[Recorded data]

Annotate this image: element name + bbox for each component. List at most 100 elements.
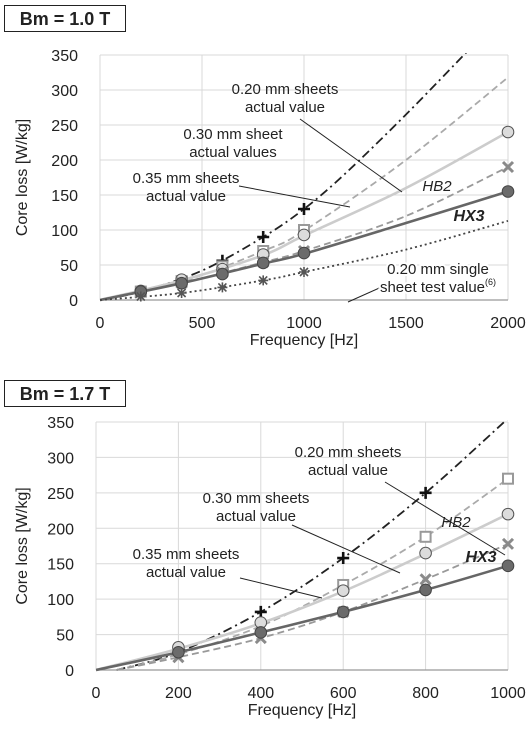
annotation-line: actual values: [189, 144, 277, 161]
circle-light-marker: [501, 125, 515, 139]
markers: [134, 125, 515, 302]
circle-dark-marker: [297, 246, 311, 260]
series-line: [96, 512, 509, 672]
callout-line: [291, 524, 401, 574]
circle-light-marker: [501, 507, 515, 521]
x-tick-label: 0: [92, 685, 101, 702]
y-tick-label: 50: [56, 628, 74, 645]
x-tick-label: 600: [330, 685, 357, 702]
annotation-label: 0.20 mm sheets actual value: [232, 81, 339, 116]
annotation-line: actual value: [146, 188, 226, 205]
annotation-label: 0.20 mm sheets actual value: [295, 444, 402, 479]
x-tick-label: 1000: [286, 315, 322, 332]
circle-light-marker: [297, 228, 311, 242]
annotation-line: 0.35 mm sheets: [133, 546, 240, 563]
plus-marker: [298, 203, 310, 215]
callout-line: [384, 481, 506, 556]
annotation-line: 0.20 mm sheets: [295, 444, 402, 461]
series-line: [96, 564, 509, 672]
x-tick-label: 1000: [490, 685, 526, 702]
x-marker: [419, 573, 432, 586]
x-tick-label: 800: [412, 685, 439, 702]
annotation-superscript: (6): [485, 277, 496, 287]
plus-marker: [419, 486, 432, 499]
annotation-label: 0.35 mm sheets actual value: [133, 546, 240, 581]
bm-title-box: Bm = 1.0 T: [4, 5, 126, 32]
annotation-line: 0.20 mm sheets: [232, 81, 339, 98]
y-tick-label: 0: [69, 293, 78, 310]
plus-marker: [337, 552, 350, 565]
y-tick-label: 350: [51, 48, 78, 65]
asterisk-marker: [299, 267, 309, 277]
y-tick-label: 150: [51, 188, 78, 205]
annotation-label: 0.35 mm sheets actual value: [133, 170, 240, 205]
y-tick-label: 100: [51, 223, 78, 240]
series-line: [116, 477, 509, 671]
series-line: [100, 220, 509, 301]
asterisk-marker: [217, 282, 228, 293]
y-tick-label: 350: [47, 415, 74, 432]
y-tick-label: 250: [47, 486, 74, 503]
x-axis-label: Frequency [Hz]: [250, 332, 358, 349]
circle-dark-marker: [254, 626, 268, 639]
annotation-label: HB2: [441, 514, 471, 531]
chart-panel-bm-1-7: Bm = 1.7 T 0 50 100 150 200 250 300 350 0 200 400 6…: [0, 375, 531, 731]
annotation-line: HB2: [441, 514, 471, 531]
circle-dark-marker: [256, 256, 270, 270]
asterisk-marker: [135, 291, 146, 302]
callout-line: [299, 118, 403, 193]
circle-light-marker: [419, 546, 432, 560]
series-line: [116, 543, 509, 671]
annotation-line: actual value: [245, 99, 325, 116]
y-tick-label: 150: [47, 557, 74, 574]
circle-dark-marker: [501, 559, 515, 573]
grid: [99, 54, 509, 301]
y-tick-label: 300: [51, 83, 78, 100]
series-line: [100, 166, 509, 301]
circle-dark-marker: [336, 605, 350, 619]
square-marker: [419, 530, 432, 543]
annotation-label: HX3: [465, 549, 496, 566]
plus-marker: [257, 231, 270, 243]
y-tick-label: 200: [47, 521, 74, 538]
series-curves: [100, 53, 509, 302]
y-tick-label: 250: [51, 118, 78, 135]
bm-title-box: Bm = 1.7 T: [4, 380, 126, 407]
annotation-line: actual value: [308, 462, 388, 479]
annotation-line: HX3: [465, 549, 496, 566]
annotation-line: actual value: [216, 508, 296, 525]
annotation-line: HB2: [422, 178, 452, 195]
x-tick-label: 1500: [388, 315, 424, 332]
y-tick-label: 200: [51, 153, 78, 170]
annotation-label: 0.30 mm sheets actual value: [203, 490, 310, 525]
annotation-label: 0.30 mm sheet actual values: [183, 126, 283, 161]
annotation-label: HX3: [453, 208, 484, 225]
chart-bm-1-7: 0 50 100 150 200 250 300 350 0 200 400 600 800 1000 Fr…: [14, 415, 526, 719]
x-tick-label: 500: [189, 315, 216, 332]
circle-dark-marker: [419, 583, 432, 597]
y-axis-label: Core loss [W/kg]: [14, 487, 31, 604]
annotation-line: 0.20 mm single: [387, 261, 489, 278]
asterisk-marker: [176, 288, 187, 298]
callout-line: [347, 284, 387, 303]
circle-dark-marker: [172, 645, 185, 659]
x-tick-label: 200: [165, 685, 192, 702]
asterisk-marker: [258, 275, 269, 286]
callout-line: [238, 185, 351, 208]
annotation-label: HB2: [422, 178, 452, 195]
x-tick-label: 0: [96, 315, 105, 332]
x-axis-label: Frequency [Hz]: [248, 702, 356, 719]
annotation-line: 0.30 mm sheet: [183, 126, 283, 143]
chart-panel-bm-1-0: Bm = 1.0 T 0 50 100 150 200 250 300 350 0 500 1000…: [0, 0, 531, 360]
series-line: [100, 130, 509, 302]
series-line: [100, 190, 509, 302]
callout-line: [239, 577, 323, 599]
circle-dark-marker: [216, 267, 229, 281]
y-tick-label: 0: [65, 663, 74, 680]
y-tick-label: 50: [60, 258, 78, 275]
annotation-line: 0.35 mm sheets: [133, 170, 240, 187]
y-tick-label: 100: [47, 592, 74, 609]
circle-light-marker: [336, 584, 350, 597]
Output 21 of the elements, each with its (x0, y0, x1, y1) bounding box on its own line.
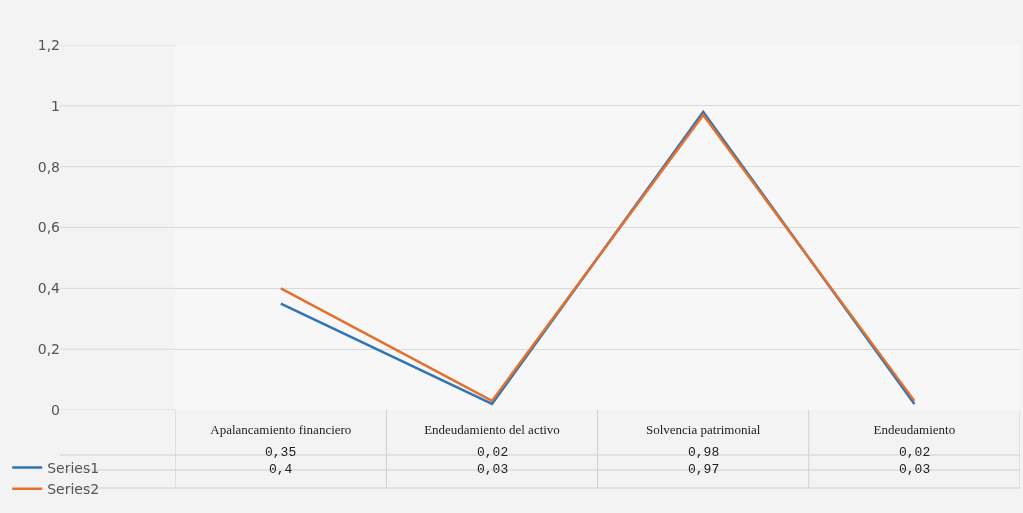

** INSTRUCTIONS FOR THE TASK **
Write out every item above verbatim, leaving out the pictures.

** SOLUTION TO THIS TASK **
Annotate this image: element name + bbox for each component. List at most 100 elements.
annotation-line: actual values: [189, 144, 277, 161]
circle-light-marker: [501, 125, 515, 139]
markers: [134, 125, 515, 302]
circle-dark-marker: [297, 246, 311, 260]
series-line: [96, 512, 509, 672]
callout-line: [291, 524, 401, 574]
circle-light-marker: [501, 507, 515, 521]
x-tick-label: 0: [92, 685, 101, 702]
y-tick-label: 50: [56, 628, 74, 645]
x-tick-label: 600: [330, 685, 357, 702]
annotation-label: 0.20 mm sheets actual value: [232, 81, 339, 116]
annotation-line: actual value: [146, 188, 226, 205]
annotation-label: 0.20 mm sheets actual value: [295, 444, 402, 479]
x-tick-label: 1000: [286, 315, 322, 332]
circle-light-marker: [297, 228, 311, 242]
annotation-line: 0.35 mm sheets: [133, 546, 240, 563]
plus-marker: [298, 203, 310, 215]
callout-line: [384, 481, 506, 556]
annotation-line: 0.20 mm sheets: [295, 444, 402, 461]
series-line: [96, 564, 509, 672]
x-tick-label: 1000: [490, 685, 526, 702]
x-marker: [419, 573, 432, 586]
x-tick-label: 800: [412, 685, 439, 702]
annotation-superscript: (6): [485, 277, 496, 287]
plus-marker: [419, 486, 432, 499]
annotation-label: 0.35 mm sheets actual value: [133, 546, 240, 581]
bm-title-box: Bm = 1.0 T: [4, 5, 126, 32]
annotation-line: 0.20 mm sheets: [232, 81, 339, 98]
y-tick-label: 0: [69, 293, 78, 310]
plus-marker: [337, 552, 350, 565]
y-tick-label: 350: [51, 48, 78, 65]
asterisk-marker: [299, 267, 309, 277]
y-tick-label: 150: [51, 188, 78, 205]
annotation-label: 0.35 mm sheets actual value: [133, 170, 240, 205]
y-tick-label: 100: [51, 223, 78, 240]
series-line: [116, 477, 509, 671]
series-line: [100, 220, 509, 301]
asterisk-marker: [217, 282, 228, 293]
y-tick-label: 350: [47, 415, 74, 432]
y-tick-label: 250: [47, 486, 74, 503]
x-axis-label: Frequency [Hz]: [250, 332, 358, 349]
circle-dark-marker: [254, 626, 268, 639]
annotation-label: HB2: [441, 514, 471, 531]
chart-panel-bm-1-7: Bm = 1.7 T 0 50 100 150 200 250 300 350 0 200 400 6…: [0, 375, 531, 731]
annotation-line: HB2: [441, 514, 471, 531]
circle-dark-marker: [256, 256, 270, 270]
asterisk-marker: [135, 291, 146, 302]
callout-line: [299, 118, 403, 193]
circle-light-marker: [419, 546, 432, 560]
series-line: [116, 543, 509, 671]
annotation-line: actual value: [245, 99, 325, 116]
y-tick-label: 150: [47, 557, 74, 574]
circle-dark-marker: [501, 559, 515, 573]
grid: [99, 54, 509, 301]
y-tick-label: 300: [51, 83, 78, 100]
series-line: [100, 166, 509, 301]
circle-dark-marker: [336, 605, 350, 619]
square-marker: [419, 530, 432, 543]
annotation-label: HX3: [465, 549, 496, 566]
plus-marker: [257, 231, 270, 243]
y-tick-label: 200: [47, 521, 74, 538]
series-curves: [100, 53, 509, 302]
y-tick-label: 250: [51, 118, 78, 135]
bm-title-box: Bm = 1.7 T: [4, 380, 126, 407]
annotation-line: actual value: [308, 462, 388, 479]
annotation-line: HX3: [465, 549, 496, 566]
annotation-line: actual value: [216, 508, 296, 525]
annotation-line: HB2: [422, 178, 452, 195]
x-tick-label: 1500: [388, 315, 424, 332]
y-tick-label: 200: [51, 153, 78, 170]
annotation-label: 0.30 mm sheets actual value: [203, 490, 310, 525]
annotation-label: 0.30 mm sheet actual values: [183, 126, 283, 161]
annotation-label: HX3: [453, 208, 484, 225]
chart-bm-1-7: 0 50 100 150 200 250 300 350 0 200 400 600 800 1000 Fr…: [14, 415, 526, 719]
x-tick-label: 500: [189, 315, 216, 332]
circle-dark-marker: [419, 583, 432, 597]
y-axis-label: Core loss [W/kg]: [14, 487, 31, 604]
annotation-line: 0.20 mm single: [387, 261, 489, 278]
asterisk-marker: [176, 288, 187, 298]
callout-line: [347, 284, 387, 303]
circle-dark-marker: [172, 645, 185, 659]
x-tick-label: 200: [165, 685, 192, 702]
asterisk-marker: [258, 275, 269, 286]
callout-line: [238, 185, 351, 208]
annotation-label: HB2: [422, 178, 452, 195]
x-tick-label: 0: [96, 315, 105, 332]
x-axis-label: Frequency [Hz]: [248, 702, 356, 719]
annotation-line: 0.30 mm sheet: [183, 126, 283, 143]
chart-panel-bm-1-0: Bm = 1.0 T 0 50 100 150 200 250 300 350 0 500 1000…: [0, 0, 531, 360]
series-line: [100, 130, 509, 302]
series-line: [100, 190, 509, 302]
callout-line: [239, 577, 323, 599]
circle-dark-marker: [216, 267, 229, 281]
y-tick-label: 0: [65, 663, 74, 680]
y-tick-label: 50: [60, 258, 78, 275]
annotation-line: 0.35 mm sheets: [133, 170, 240, 187]
y-tick-label: 100: [47, 592, 74, 609]
circle-light-marker: [336, 584, 350, 597]
Output 21 of the elements, each with its (x0, y0, x1, y1) bounding box on its own line.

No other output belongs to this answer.